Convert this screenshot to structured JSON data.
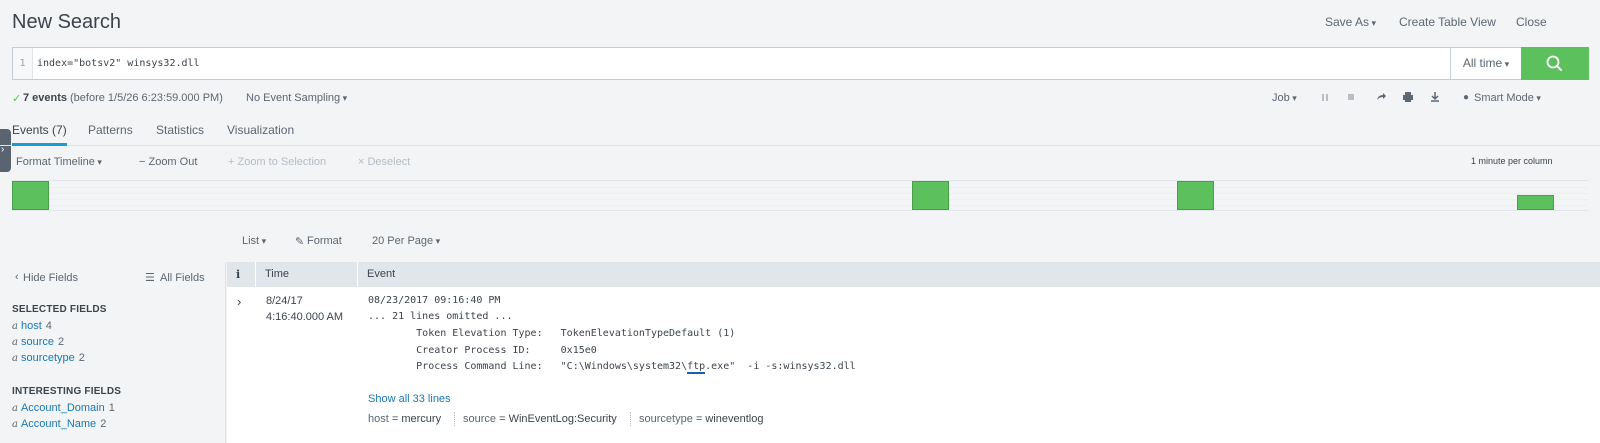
{
  "header": {
    "title": "New Search",
    "save_as": "Save As",
    "create_table_view": "Create Table View",
    "close": "Close"
  },
  "search": {
    "line_number": "1",
    "query": "index=\"botsv2\" winsys32.dll",
    "time_range": "All time"
  },
  "status": {
    "check": "✓",
    "event_count": "7 events",
    "before": "(before 1/5/26 6:23:59.000 PM)",
    "sampling": "No Event Sampling",
    "job": "Job",
    "mode": "Smart Mode"
  },
  "tabs": [
    {
      "label": "Events (7)",
      "active": true
    },
    {
      "label": "Patterns"
    },
    {
      "label": "Statistics"
    },
    {
      "label": "Visualization"
    }
  ],
  "timeline": {
    "format": "Format Timeline",
    "zoom_out": "− Zoom Out",
    "zoom_selection": "+ Zoom to Selection",
    "deselect": "× Deselect",
    "scale": "1 minute per column",
    "buckets": [
      {
        "position": 0.0,
        "level": 1.0
      },
      {
        "position": 0.585,
        "level": 1.0
      },
      {
        "position": 0.757,
        "level": 1.0
      },
      {
        "position": 0.978,
        "level": 0.5
      }
    ]
  },
  "results": {
    "list": "List",
    "format": "Format",
    "per_page": "20 Per Page"
  },
  "sidebar": {
    "hide_fields": "Hide Fields",
    "all_fields": "All Fields",
    "selected_heading": "SELECTED FIELDS",
    "selected": [
      {
        "type": "a",
        "name": "host",
        "count": "4"
      },
      {
        "type": "a",
        "name": "source",
        "count": "2"
      },
      {
        "type": "a",
        "name": "sourcetype",
        "count": "2"
      }
    ],
    "interesting_heading": "INTERESTING FIELDS",
    "interesting": [
      {
        "type": "a",
        "name": "Account_Domain",
        "count": "1"
      },
      {
        "type": "a",
        "name": "Account_Name",
        "count": "2"
      }
    ]
  },
  "table": {
    "col_info": "i",
    "col_time": "Time",
    "col_event": "Event",
    "row": {
      "date": "8/24/17",
      "time": "4:16:40.000 AM",
      "lines": [
        "08/23/2017 09:16:40 PM",
        "... 21 lines omitted ...",
        "        Token Elevation Type:   TokenElevationTypeDefault (1)",
        "        Creator Process ID:     0x15e0"
      ],
      "cmd_prefix": "        Process Command Line:   \"C:\\Windows\\system32\\",
      "cmd_highlight": "ftp",
      "cmd_suffix": ".exe\"  -i -s:winsys32.dll",
      "show_all": "Show all 33 lines",
      "kv": [
        {
          "key": "host",
          "value": "mercury"
        },
        {
          "key": "source",
          "value": "WinEventLog:Security"
        },
        {
          "key": "sourcetype",
          "value": "wineventlog"
        }
      ]
    }
  },
  "colors": {
    "accent": "#1a9cce",
    "link": "#1a78b4",
    "success": "#5cc05c"
  }
}
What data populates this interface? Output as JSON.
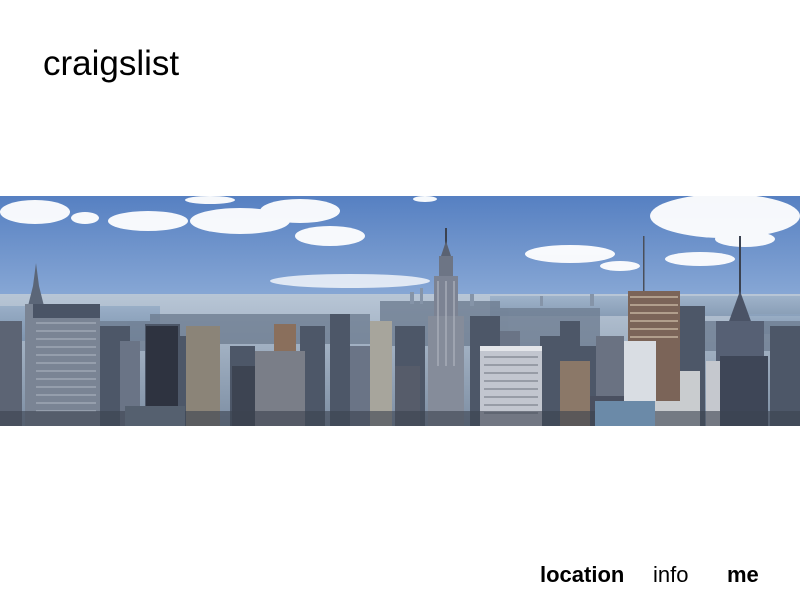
{
  "site": {
    "logo_text": "craigslist"
  },
  "hero": {
    "image": "new-york-city-skyline-panorama",
    "sky_color_top": "#5d86c7",
    "sky_color_bottom": "#c9d8ea"
  },
  "nav": {
    "location_label": "location",
    "info_label": "info",
    "me_label": "me"
  }
}
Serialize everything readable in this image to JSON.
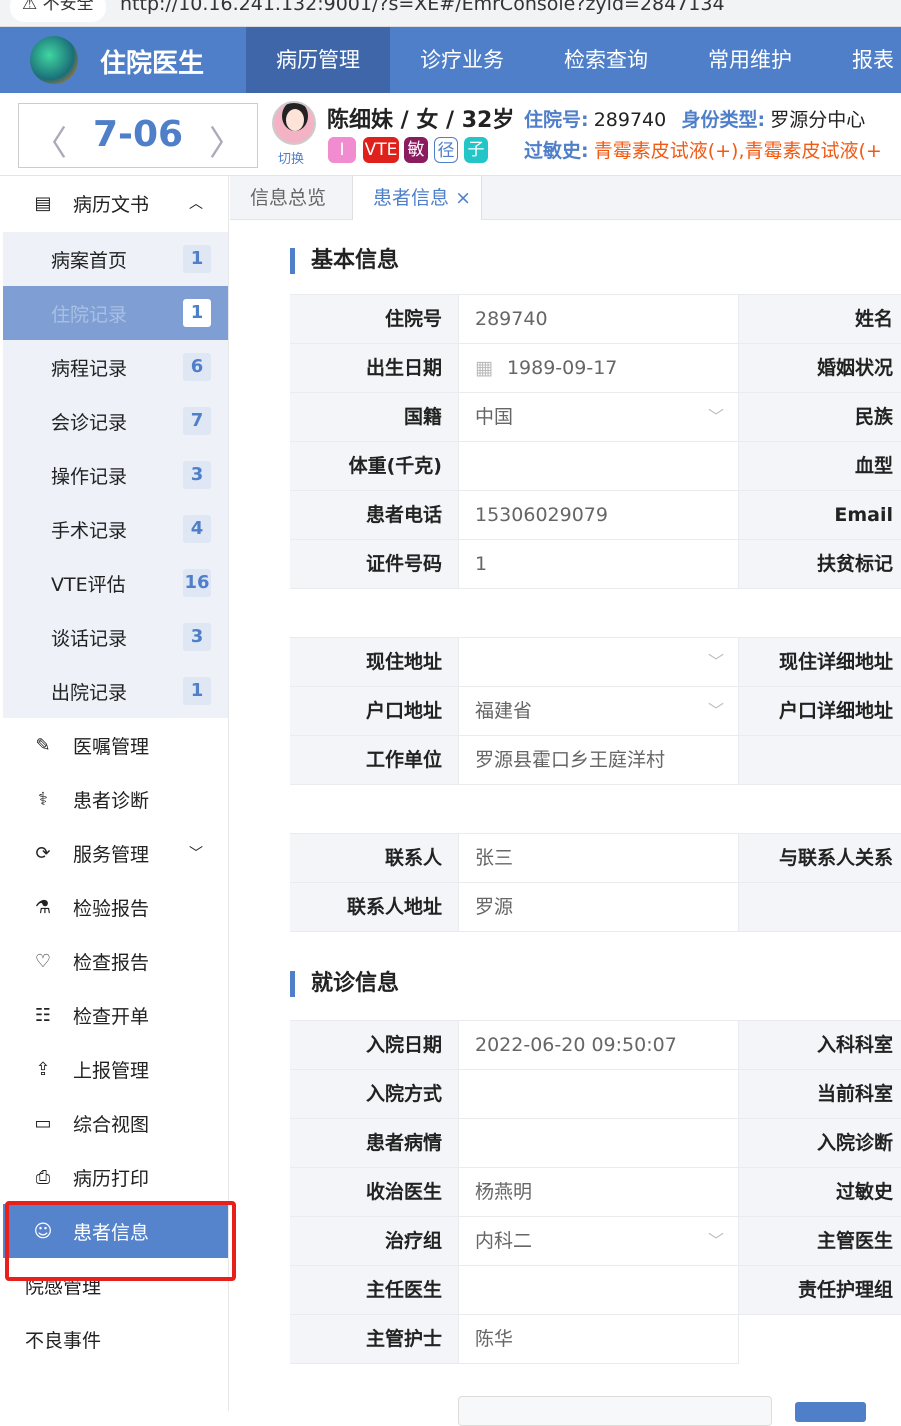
{
  "browser": {
    "security": "⚠ 不安全",
    "url": "http://10.16.241.132:9001/?s=XE#/EmrConsole?zyid=2847134"
  },
  "header": {
    "brand": "住院医生",
    "nav": [
      "病历管理",
      "诊疗业务",
      "检索查询",
      "常用维护",
      "报表"
    ]
  },
  "patient": {
    "date": "7-06",
    "switch": "切换",
    "name": "陈细妹 / 女 / 32岁",
    "tags": [
      {
        "t": "I",
        "c": "#f08ccf"
      },
      {
        "t": "VTE",
        "c": "#e0201a"
      },
      {
        "t": "敏",
        "c": "#8b1a5e"
      },
      {
        "t": "径",
        "c": "#fff"
      },
      {
        "t": "子",
        "c": "#22c6c6"
      }
    ],
    "admit_label": "住院号:",
    "admit_no": "289740",
    "type_label": "身份类型:",
    "type_value": "罗源分中心",
    "allergy_label": "过敏史:",
    "allergy_value": "青霉素皮试液(+),青霉素皮试液(+"
  },
  "sidebar": {
    "group": "病历文书",
    "sub": [
      {
        "l": "病案首页",
        "n": "1"
      },
      {
        "l": "住院记录",
        "n": "1"
      },
      {
        "l": "病程记录",
        "n": "6"
      },
      {
        "l": "会诊记录",
        "n": "7"
      },
      {
        "l": "操作记录",
        "n": "3"
      },
      {
        "l": "手术记录",
        "n": "4"
      },
      {
        "l": "VTE评估",
        "n": "16"
      },
      {
        "l": "谈话记录",
        "n": "3"
      },
      {
        "l": "出院记录",
        "n": "1"
      }
    ],
    "items": [
      {
        "l": "医嘱管理",
        "i": "✎"
      },
      {
        "l": "患者诊断",
        "i": "⚕"
      },
      {
        "l": "服务管理",
        "i": "⟳"
      },
      {
        "l": "检验报告",
        "i": "⚗"
      },
      {
        "l": "检查报告",
        "i": "♡"
      },
      {
        "l": "检查开单",
        "i": "☷"
      },
      {
        "l": "上报管理",
        "i": "⇪"
      },
      {
        "l": "综合视图",
        "i": "▭"
      },
      {
        "l": "病历打印",
        "i": "⎙"
      },
      {
        "l": "患者信息",
        "i": "☺"
      },
      {
        "l": "院感管理",
        "i": ""
      },
      {
        "l": "不良事件",
        "i": ""
      }
    ]
  },
  "tabs": [
    {
      "l": "信息总览"
    },
    {
      "l": "患者信息",
      "close": "×"
    }
  ],
  "basic": {
    "title": "基本信息",
    "rows": [
      [
        "住院号",
        "289740",
        "姓名"
      ],
      [
        "出生日期",
        "1989-09-17",
        "婚姻状况",
        "date"
      ],
      [
        "国籍",
        "中国",
        "民族",
        "select"
      ],
      [
        "体重(千克)",
        "",
        "血型"
      ],
      [
        "患者电话",
        "15306029079",
        "Email"
      ],
      [
        "证件号码",
        "1",
        "扶贫标记"
      ],
      null,
      [
        "现住地址",
        "",
        "现住详细地址",
        "select"
      ],
      [
        "户口地址",
        "福建省",
        "户口详细地址",
        "select"
      ],
      [
        "工作单位",
        "罗源县霍口乡王庭洋村",
        ""
      ],
      null,
      [
        "联系人",
        "张三",
        "与联系人关系"
      ],
      [
        "联系人地址",
        "罗源",
        ""
      ]
    ]
  },
  "visit": {
    "title": "就诊信息",
    "rows": [
      [
        "入院日期",
        "2022-06-20 09:50:07",
        "入科科室"
      ],
      [
        "入院方式",
        "",
        "当前科室"
      ],
      [
        "患者病情",
        "",
        "入院诊断"
      ],
      [
        "收治医生",
        "杨燕明",
        "过敏史"
      ],
      [
        "治疗组",
        "内科二",
        "主管医生",
        "select"
      ],
      [
        "主任医生",
        "",
        "责任护理组"
      ],
      [
        "主管护士",
        "陈华",
        null
      ]
    ]
  }
}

+ + + + +

TASK DETAILS: Set the listing down in full and exactly. Pictures within it should not appear in the copy.

RESULT FOR THIS EXERCISE:
Convert this screenshot to structured JSON data.
{
  "header": {
    "title": "New Search",
    "save_as": "Save As",
    "create_table_view": "Create Table View",
    "close": "Close"
  },
  "search": {
    "line_number": "1",
    "query": "index=\"botsv2\" winsys32.dll",
    "time_range": "All time"
  },
  "status": {
    "check": "✓",
    "event_count": "7 events",
    "before": "(before 1/5/26 6:23:59.000 PM)",
    "sampling": "No Event Sampling",
    "job": "Job",
    "mode": "Smart Mode"
  },
  "tabs": [
    {
      "label": "Events (7)",
      "active": true
    },
    {
      "label": "Patterns"
    },
    {
      "label": "Statistics"
    },
    {
      "label": "Visualization"
    }
  ],
  "timeline": {
    "format": "Format Timeline",
    "zoom_out": "− Zoom Out",
    "zoom_selection": "+ Zoom to Selection",
    "deselect": "× Deselect",
    "scale": "1 minute per column",
    "buckets": [
      {
        "position": 0.0,
        "level": 1.0
      },
      {
        "position": 0.585,
        "level": 1.0
      },
      {
        "position": 0.757,
        "level": 1.0
      },
      {
        "position": 0.978,
        "level": 0.5
      }
    ]
  },
  "results": {
    "list": "List",
    "format": "Format",
    "per_page": "20 Per Page"
  },
  "sidebar": {
    "hide_fields": "Hide Fields",
    "all_fields": "All Fields",
    "selected_heading": "SELECTED FIELDS",
    "selected": [
      {
        "type": "a",
        "name": "host",
        "count": "4"
      },
      {
        "type": "a",
        "name": "source",
        "count": "2"
      },
      {
        "type": "a",
        "name": "sourcetype",
        "count": "2"
      }
    ],
    "interesting_heading": "INTERESTING FIELDS",
    "interesting": [
      {
        "type": "a",
        "name": "Account_Domain",
        "count": "1"
      },
      {
        "type": "a",
        "name": "Account_Name",
        "count": "2"
      }
    ]
  },
  "table": {
    "col_info": "i",
    "col_time": "Time",
    "col_event": "Event",
    "row": {
      "date": "8/24/17",
      "time": "4:16:40.000 AM",
      "lines": [
        "08/23/2017 09:16:40 PM",
        "... 21 lines omitted ...",
        "        Token Elevation Type:   TokenElevationTypeDefault (1)",
        "        Creator Process ID:     0x15e0"
      ],
      "cmd_prefix": "        Process Command Line:   \"C:\\Windows\\system32\\",
      "cmd_highlight": "ftp",
      "cmd_suffix": ".exe\"  -i -s:winsys32.dll",
      "show_all": "Show all 33 lines",
      "kv": [
        {
          "key": "host",
          "value": "mercury"
        },
        {
          "key": "source",
          "value": "WinEventLog:Security"
        },
        {
          "key": "sourcetype",
          "value": "wineventlog"
        }
      ]
    }
  },
  "colors": {
    "accent": "#1a9cce",
    "link": "#1a78b4",
    "success": "#5cc05c"
  }
}
What data populates this interface? Output as JSON.
{
  "site": {
    "logo_text": "craigslist"
  },
  "hero": {
    "image": "new-york-city-skyline-panorama",
    "sky_color_top": "#5d86c7",
    "sky_color_bottom": "#c9d8ea"
  },
  "nav": {
    "location_label": "location",
    "info_label": "info",
    "me_label": "me"
  }
}
Serialize everything readable in this image to JSON.
{
  "browser": {
    "security": "⚠ 不安全",
    "url": "http://10.16.241.132:9001/?s=XE#/EmrConsole?zyid=2847134"
  },
  "header": {
    "brand": "住院医生",
    "nav": [
      "病历管理",
      "诊疗业务",
      "检索查询",
      "常用维护",
      "报表"
    ]
  },
  "patient": {
    "date": "7-06",
    "switch": "切换",
    "name": "陈细妹 / 女 / 32岁",
    "tags": [
      {
        "t": "I",
        "c": "#f08ccf"
      },
      {
        "t": "VTE",
        "c": "#e0201a"
      },
      {
        "t": "敏",
        "c": "#8b1a5e"
      },
      {
        "t": "径",
        "c": "#fff"
      },
      {
        "t": "子",
        "c": "#22c6c6"
      }
    ],
    "admit_label": "住院号:",
    "admit_no": "289740",
    "type_label": "身份类型:",
    "type_value": "罗源分中心",
    "allergy_label": "过敏史:",
    "allergy_value": "青霉素皮试液(+),青霉素皮试液(+"
  },
  "sidebar": {
    "group": "病历文书",
    "sub": [
      {
        "l": "病案首页",
        "n": "1"
      },
      {
        "l": "住院记录",
        "n": "1"
      },
      {
        "l": "病程记录",
        "n": "6"
      },
      {
        "l": "会诊记录",
        "n": "7"
      },
      {
        "l": "操作记录",
        "n": "3"
      },
      {
        "l": "手术记录",
        "n": "4"
      },
      {
        "l": "VTE评估",
        "n": "16"
      },
      {
        "l": "谈话记录",
        "n": "3"
      },
      {
        "l": "出院记录",
        "n": "1"
      }
    ],
    "items": [
      {
        "l": "医嘱管理",
        "i": "✎"
      },
      {
        "l": "患者诊断",
        "i": "⚕"
      },
      {
        "l": "服务管理",
        "i": "⟳"
      },
      {
        "l": "检验报告",
        "i": "⚗"
      },
      {
        "l": "检查报告",
        "i": "♡"
      },
      {
        "l": "检查开单",
        "i": "☷"
      },
      {
        "l": "上报管理",
        "i": "⇪"
      },
      {
        "l": "综合视图",
        "i": "▭"
      },
      {
        "l": "病历打印",
        "i": "⎙"
      },
      {
        "l": "患者信息",
        "i": "☺"
      },
      {
        "l": "院感管理",
        "i": ""
      },
      {
        "l": "不良事件",
        "i": ""
      }
    ]
  },
  "tabs": [
    {
      "l": "信息总览"
    },
    {
      "l": "患者信息",
      "close": "×"
    }
  ],
  "basic": {
    "title": "基本信息",
    "rows": [
      [
        "住院号",
        "289740",
        "姓名"
      ],
      [
        "出生日期",
        "1989-09-17",
        "婚姻状况",
        "date"
      ],
      [
        "国籍",
        "中国",
        "民族",
        "select"
      ],
      [
        "体重(千克)",
        "",
        "血型"
      ],
      [
        "患者电话",
        "15306029079",
        "Email"
      ],
      [
        "证件号码",
        "1",
        "扶贫标记"
      ],
      null,
      [
        "现住地址",
        "",
        "现住详细地址",
        "select"
      ],
      [
        "户口地址",
        "福建省",
        "户口详细地址",
        "select"
      ],
      [
        "工作单位",
        "罗源县霍口乡王庭洋村",
        ""
      ],
      null,
      [
        "联系人",
        "张三",
        "与联系人关系"
      ],
      [
        "联系人地址",
        "罗源",
        ""
      ]
    ]
  },
  "visit": {
    "title": "就诊信息",
    "rows": [
      [
        "入院日期",
        "2022-06-20 09:50:07",
        "入科科室"
      ],
      [
        "入院方式",
        "",
        "当前科室"
      ],
      [
        "患者病情",
        "",
        "入院诊断"
      ],
      [
        "收治医生",
        "杨燕明",
        "过敏史"
      ],
      [
        "治疗组",
        "内科二",
        "主管医生",
        "select"
      ],
      [
        "主任医生",
        "",
        "责任护理组"
      ],
      [
        "主管护士",
        "陈华",
        null
      ]
    ]
  }
}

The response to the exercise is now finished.